→ **Exercise brief**
Reproduce the entries exactly.
— Start of Listing —
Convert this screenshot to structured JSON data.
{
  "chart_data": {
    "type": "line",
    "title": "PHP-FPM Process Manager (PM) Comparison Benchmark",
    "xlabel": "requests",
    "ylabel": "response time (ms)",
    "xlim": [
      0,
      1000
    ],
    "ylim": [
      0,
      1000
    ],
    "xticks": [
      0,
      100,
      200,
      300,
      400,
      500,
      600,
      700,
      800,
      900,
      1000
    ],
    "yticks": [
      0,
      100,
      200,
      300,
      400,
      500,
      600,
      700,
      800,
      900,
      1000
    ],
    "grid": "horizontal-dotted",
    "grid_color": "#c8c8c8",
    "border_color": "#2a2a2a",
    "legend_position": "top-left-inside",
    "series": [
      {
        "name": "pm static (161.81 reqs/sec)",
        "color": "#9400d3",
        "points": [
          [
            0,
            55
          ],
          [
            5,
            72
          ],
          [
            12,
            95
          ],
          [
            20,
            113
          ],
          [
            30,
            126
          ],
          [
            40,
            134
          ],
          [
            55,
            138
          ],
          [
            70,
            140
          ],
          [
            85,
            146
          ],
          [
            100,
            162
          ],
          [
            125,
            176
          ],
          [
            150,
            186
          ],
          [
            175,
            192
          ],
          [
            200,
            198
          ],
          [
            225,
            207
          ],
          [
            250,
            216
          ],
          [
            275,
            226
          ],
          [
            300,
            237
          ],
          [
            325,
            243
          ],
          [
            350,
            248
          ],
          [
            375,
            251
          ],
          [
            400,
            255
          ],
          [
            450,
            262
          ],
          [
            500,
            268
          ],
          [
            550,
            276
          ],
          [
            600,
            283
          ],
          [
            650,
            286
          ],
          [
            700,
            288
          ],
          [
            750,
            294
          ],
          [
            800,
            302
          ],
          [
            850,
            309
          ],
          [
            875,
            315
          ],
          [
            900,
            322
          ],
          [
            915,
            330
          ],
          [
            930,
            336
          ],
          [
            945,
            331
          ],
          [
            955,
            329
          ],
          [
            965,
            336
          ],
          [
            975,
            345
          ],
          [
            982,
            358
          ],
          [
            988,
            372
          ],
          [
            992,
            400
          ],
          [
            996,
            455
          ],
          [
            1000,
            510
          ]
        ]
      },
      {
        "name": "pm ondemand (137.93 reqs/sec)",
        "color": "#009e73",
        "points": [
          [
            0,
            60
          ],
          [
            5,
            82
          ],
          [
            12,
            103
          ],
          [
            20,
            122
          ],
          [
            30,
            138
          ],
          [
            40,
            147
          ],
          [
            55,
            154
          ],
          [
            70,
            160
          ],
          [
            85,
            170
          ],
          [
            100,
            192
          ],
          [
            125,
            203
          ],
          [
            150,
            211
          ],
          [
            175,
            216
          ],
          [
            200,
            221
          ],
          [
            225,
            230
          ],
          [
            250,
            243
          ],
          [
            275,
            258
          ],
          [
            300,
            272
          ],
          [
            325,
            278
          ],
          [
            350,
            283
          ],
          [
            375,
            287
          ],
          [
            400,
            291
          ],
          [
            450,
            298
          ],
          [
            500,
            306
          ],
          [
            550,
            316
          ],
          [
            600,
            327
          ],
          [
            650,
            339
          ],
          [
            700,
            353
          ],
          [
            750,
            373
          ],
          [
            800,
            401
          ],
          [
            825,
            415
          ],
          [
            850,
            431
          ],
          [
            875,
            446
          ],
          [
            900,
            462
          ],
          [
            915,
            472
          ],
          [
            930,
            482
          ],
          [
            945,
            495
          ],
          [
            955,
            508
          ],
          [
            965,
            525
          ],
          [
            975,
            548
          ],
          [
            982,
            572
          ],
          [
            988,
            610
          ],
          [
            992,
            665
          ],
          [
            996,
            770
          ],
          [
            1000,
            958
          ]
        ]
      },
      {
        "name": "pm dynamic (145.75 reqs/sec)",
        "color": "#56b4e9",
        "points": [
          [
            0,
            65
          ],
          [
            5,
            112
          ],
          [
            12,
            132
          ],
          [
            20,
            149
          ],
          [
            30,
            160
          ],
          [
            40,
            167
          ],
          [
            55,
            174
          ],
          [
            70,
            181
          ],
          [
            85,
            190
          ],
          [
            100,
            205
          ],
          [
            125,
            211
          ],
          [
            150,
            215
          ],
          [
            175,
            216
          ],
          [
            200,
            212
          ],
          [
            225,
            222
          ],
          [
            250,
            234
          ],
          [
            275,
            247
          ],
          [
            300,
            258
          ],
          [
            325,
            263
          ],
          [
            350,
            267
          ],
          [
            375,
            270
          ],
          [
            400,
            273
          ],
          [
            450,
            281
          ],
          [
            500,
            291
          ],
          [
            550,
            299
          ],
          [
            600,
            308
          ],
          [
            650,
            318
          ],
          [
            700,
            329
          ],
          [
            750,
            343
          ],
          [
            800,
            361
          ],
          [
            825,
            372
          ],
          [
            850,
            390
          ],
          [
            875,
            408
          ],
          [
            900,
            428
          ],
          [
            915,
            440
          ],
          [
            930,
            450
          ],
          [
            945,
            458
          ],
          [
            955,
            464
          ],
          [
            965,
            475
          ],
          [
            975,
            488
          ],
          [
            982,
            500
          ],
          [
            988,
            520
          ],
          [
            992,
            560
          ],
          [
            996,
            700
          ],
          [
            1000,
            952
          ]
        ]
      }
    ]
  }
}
— End of Listing —
→ **Finished task**
Convert this screenshot to structured JSON data.
{
  "chart_data": {
    "type": "line",
    "title": "PHP-FPM Process Manager (PM) Comparison Benchmark",
    "xlabel": "requests",
    "ylabel": "response time (ms)",
    "xlim": [
      0,
      1000
    ],
    "ylim": [
      0,
      1000
    ],
    "xticks": [
      0,
      100,
      200,
      300,
      400,
      500,
      600,
      700,
      800,
      900,
      1000
    ],
    "yticks": [
      0,
      100,
      200,
      300,
      400,
      500,
      600,
      700,
      800,
      900,
      1000
    ],
    "grid": "horizontal-dotted",
    "grid_color": "#c8c8c8",
    "border_color": "#2a2a2a",
    "legend_position": "top-left-inside",
    "series": [
      {
        "name": "pm static (161.81 reqs/sec)",
        "color": "#9400d3",
        "points": [
          [
            0,
            55
          ],
          [
            5,
            72
          ],
          [
            12,
            95
          ],
          [
            20,
            113
          ],
          [
            30,
            126
          ],
          [
            40,
            134
          ],
          [
            55,
            138
          ],
          [
            70,
            140
          ],
          [
            85,
            146
          ],
          [
            100,
            162
          ],
          [
            125,
            176
          ],
          [
            150,
            186
          ],
          [
            175,
            192
          ],
          [
            200,
            198
          ],
          [
            225,
            207
          ],
          [
            250,
            216
          ],
          [
            275,
            226
          ],
          [
            300,
            237
          ],
          [
            325,
            243
          ],
          [
            350,
            248
          ],
          [
            375,
            251
          ],
          [
            400,
            255
          ],
          [
            450,
            262
          ],
          [
            500,
            268
          ],
          [
            550,
            276
          ],
          [
            600,
            283
          ],
          [
            650,
            286
          ],
          [
            700,
            288
          ],
          [
            750,
            294
          ],
          [
            800,
            302
          ],
          [
            850,
            309
          ],
          [
            875,
            315
          ],
          [
            900,
            322
          ],
          [
            915,
            330
          ],
          [
            930,
            336
          ],
          [
            945,
            331
          ],
          [
            955,
            329
          ],
          [
            965,
            336
          ],
          [
            975,
            345
          ],
          [
            982,
            358
          ],
          [
            988,
            372
          ],
          [
            992,
            400
          ],
          [
            996,
            455
          ],
          [
            1000,
            510
          ]
        ]
      },
      {
        "name": "pm ondemand (137.93 reqs/sec)",
        "color": "#009e73",
        "points": [
          [
            0,
            60
          ],
          [
            5,
            82
          ],
          [
            12,
            103
          ],
          [
            20,
            122
          ],
          [
            30,
            138
          ],
          [
            40,
            147
          ],
          [
            55,
            154
          ],
          [
            70,
            160
          ],
          [
            85,
            170
          ],
          [
            100,
            192
          ],
          [
            125,
            203
          ],
          [
            150,
            211
          ],
          [
            175,
            216
          ],
          [
            200,
            221
          ],
          [
            225,
            230
          ],
          [
            250,
            243
          ],
          [
            275,
            258
          ],
          [
            300,
            272
          ],
          [
            325,
            278
          ],
          [
            350,
            283
          ],
          [
            375,
            287
          ],
          [
            400,
            291
          ],
          [
            450,
            298
          ],
          [
            500,
            306
          ],
          [
            550,
            316
          ],
          [
            600,
            327
          ],
          [
            650,
            339
          ],
          [
            700,
            353
          ],
          [
            750,
            373
          ],
          [
            800,
            401
          ],
          [
            825,
            415
          ],
          [
            850,
            431
          ],
          [
            875,
            446
          ],
          [
            900,
            462
          ],
          [
            915,
            472
          ],
          [
            930,
            482
          ],
          [
            945,
            495
          ],
          [
            955,
            508
          ],
          [
            965,
            525
          ],
          [
            975,
            548
          ],
          [
            982,
            572
          ],
          [
            988,
            610
          ],
          [
            992,
            665
          ],
          [
            996,
            770
          ],
          [
            1000,
            958
          ]
        ]
      },
      {
        "name": "pm dynamic (145.75 reqs/sec)",
        "color": "#56b4e9",
        "points": [
          [
            0,
            65
          ],
          [
            5,
            112
          ],
          [
            12,
            132
          ],
          [
            20,
            149
          ],
          [
            30,
            160
          ],
          [
            40,
            167
          ],
          [
            55,
            174
          ],
          [
            70,
            181
          ],
          [
            85,
            190
          ],
          [
            100,
            205
          ],
          [
            125,
            211
          ],
          [
            150,
            215
          ],
          [
            175,
            216
          ],
          [
            200,
            212
          ],
          [
            225,
            222
          ],
          [
            250,
            234
          ],
          [
            275,
            247
          ],
          [
            300,
            258
          ],
          [
            325,
            263
          ],
          [
            350,
            267
          ],
          [
            375,
            270
          ],
          [
            400,
            273
          ],
          [
            450,
            281
          ],
          [
            500,
            291
          ],
          [
            550,
            299
          ],
          [
            600,
            308
          ],
          [
            650,
            318
          ],
          [
            700,
            329
          ],
          [
            750,
            343
          ],
          [
            800,
            361
          ],
          [
            825,
            372
          ],
          [
            850,
            390
          ],
          [
            875,
            408
          ],
          [
            900,
            428
          ],
          [
            915,
            440
          ],
          [
            930,
            450
          ],
          [
            945,
            458
          ],
          [
            955,
            464
          ],
          [
            965,
            475
          ],
          [
            975,
            488
          ],
          [
            982,
            500
          ],
          [
            988,
            520
          ],
          [
            992,
            560
          ],
          [
            996,
            700
          ],
          [
            1000,
            952
          ]
        ]
      }
    ]
  }
}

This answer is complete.